>> START Data provided

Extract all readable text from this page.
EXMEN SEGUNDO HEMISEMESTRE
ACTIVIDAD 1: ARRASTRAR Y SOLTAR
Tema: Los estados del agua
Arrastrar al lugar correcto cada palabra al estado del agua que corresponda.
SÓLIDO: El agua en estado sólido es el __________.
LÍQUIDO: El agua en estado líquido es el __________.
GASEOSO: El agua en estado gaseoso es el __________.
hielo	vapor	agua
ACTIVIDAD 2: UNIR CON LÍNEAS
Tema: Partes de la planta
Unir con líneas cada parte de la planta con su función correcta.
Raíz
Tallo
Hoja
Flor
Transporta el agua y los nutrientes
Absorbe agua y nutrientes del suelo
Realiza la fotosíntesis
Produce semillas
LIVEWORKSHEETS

>> END Data provided

### Job:
Reproduce the material exactly, with every line intact.

### Output of the exercise:
Extract all readable text from this page.
EXMEN SEGUNDO HEMISEMESTRE
ACTIVIDAD 1: ARRASTRAR Y SOLTAR
Tema: Los estados del agua
Arrastrar al lugar correcto cada palabra al estado del agua que corresponda.
SÓLIDO: El agua en estado sólido es el __________.
LÍQUIDO: El agua en estado líquido es el __________.
GASEOSO: El agua en estado gaseoso es el __________.
hielo	vapor	agua
ACTIVIDAD 2: UNIR CON LÍNEAS
Tema: Partes de la planta
Unir con líneas cada parte de la planta con su función correcta.
Raíz
Tallo
Hoja
Flor
Transporta el agua y los nutrientes
Absorbe agua y nutrientes del suelo
Realiza la fotosíntesis
Produce semillas
LIVEWORKSHEETS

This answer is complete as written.